-- start DATA SHOWN --

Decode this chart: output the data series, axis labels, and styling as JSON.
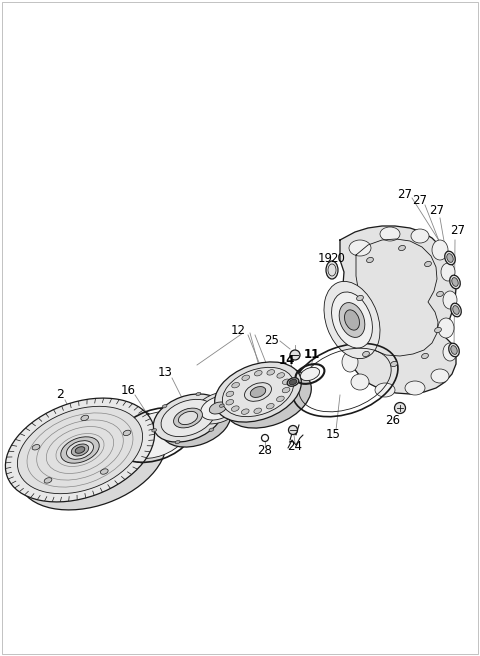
{
  "bg_color": "#ffffff",
  "dc": "#1a1a1a",
  "gc": "#888888",
  "lc": "#555555",
  "figsize": [
    4.8,
    6.56
  ],
  "dpi": 100,
  "fill_light": "#f0f0f0",
  "fill_mid": "#e0e0e0",
  "fill_dark": "#c8c8c8",
  "fill_darkest": "#b0b0b0"
}
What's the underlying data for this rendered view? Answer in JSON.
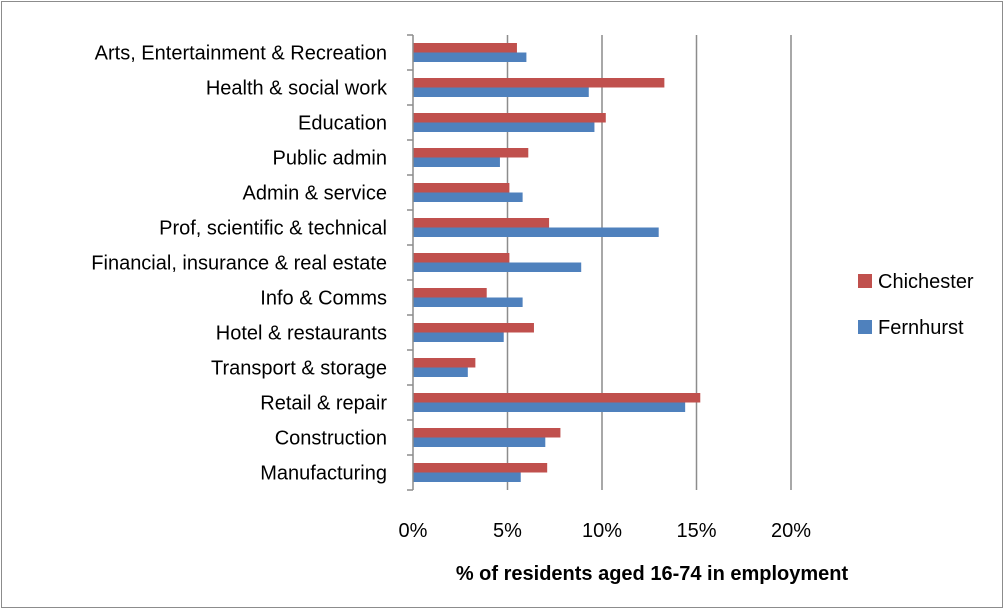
{
  "chart_data": {
    "type": "bar",
    "orientation": "horizontal",
    "categories": [
      "Arts, Entertainment & Recreation",
      "Health & social work",
      "Education",
      "Public admin",
      "Admin & service",
      "Prof, scientific & technical",
      "Financial, insurance & real estate",
      "Info & Comms",
      "Hotel & restaurants",
      "Transport & storage",
      "Retail & repair",
      "Construction",
      "Manufacturing"
    ],
    "series": [
      {
        "name": "Chichester",
        "color": "#c0504d",
        "values": [
          5.5,
          13.3,
          10.2,
          6.1,
          5.1,
          7.2,
          5.1,
          3.9,
          6.4,
          3.3,
          15.2,
          7.8,
          7.1
        ]
      },
      {
        "name": "Fernhurst",
        "color": "#4f81bd",
        "values": [
          6.0,
          9.3,
          9.6,
          4.6,
          5.8,
          13.0,
          8.9,
          5.8,
          4.8,
          2.9,
          14.4,
          7.0,
          5.7
        ]
      }
    ],
    "xlim": [
      0,
      20
    ],
    "xticks": [
      "0%",
      "5%",
      "10%",
      "15%",
      "20%"
    ],
    "xlabel": "% of residents aged 16-74 in employment",
    "ylabel": "",
    "title": "",
    "grid": "vertical",
    "legend_position": "right"
  }
}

-- end DATA SHOWN --

* **WHAT YOU NEED TO DO**: Omit every picture, and otherwise quote the entries exactly.

* **SOLUTION TO THIS TASK**:
Decode this chart: output the data series, axis labels, and styling as JSON.
{
  "bg_color": "#ffffff",
  "dc": "#1a1a1a",
  "gc": "#888888",
  "lc": "#555555",
  "figsize": [
    4.8,
    6.56
  ],
  "dpi": 100,
  "fill_light": "#f0f0f0",
  "fill_mid": "#e0e0e0",
  "fill_dark": "#c8c8c8",
  "fill_darkest": "#b0b0b0"
}
What's the underlying data for this rendered view? Answer in JSON.
{
  "chart_data": {
    "type": "bar",
    "orientation": "horizontal",
    "categories": [
      "Arts, Entertainment & Recreation",
      "Health & social work",
      "Education",
      "Public admin",
      "Admin & service",
      "Prof, scientific & technical",
      "Financial, insurance & real estate",
      "Info & Comms",
      "Hotel & restaurants",
      "Transport & storage",
      "Retail & repair",
      "Construction",
      "Manufacturing"
    ],
    "series": [
      {
        "name": "Chichester",
        "color": "#c0504d",
        "values": [
          5.5,
          13.3,
          10.2,
          6.1,
          5.1,
          7.2,
          5.1,
          3.9,
          6.4,
          3.3,
          15.2,
          7.8,
          7.1
        ]
      },
      {
        "name": "Fernhurst",
        "color": "#4f81bd",
        "values": [
          6.0,
          9.3,
          9.6,
          4.6,
          5.8,
          13.0,
          8.9,
          5.8,
          4.8,
          2.9,
          14.4,
          7.0,
          5.7
        ]
      }
    ],
    "xlim": [
      0,
      20
    ],
    "xticks": [
      "0%",
      "5%",
      "10%",
      "15%",
      "20%"
    ],
    "xlabel": "% of residents aged 16-74 in employment",
    "ylabel": "",
    "title": "",
    "grid": "vertical",
    "legend_position": "right"
  }
}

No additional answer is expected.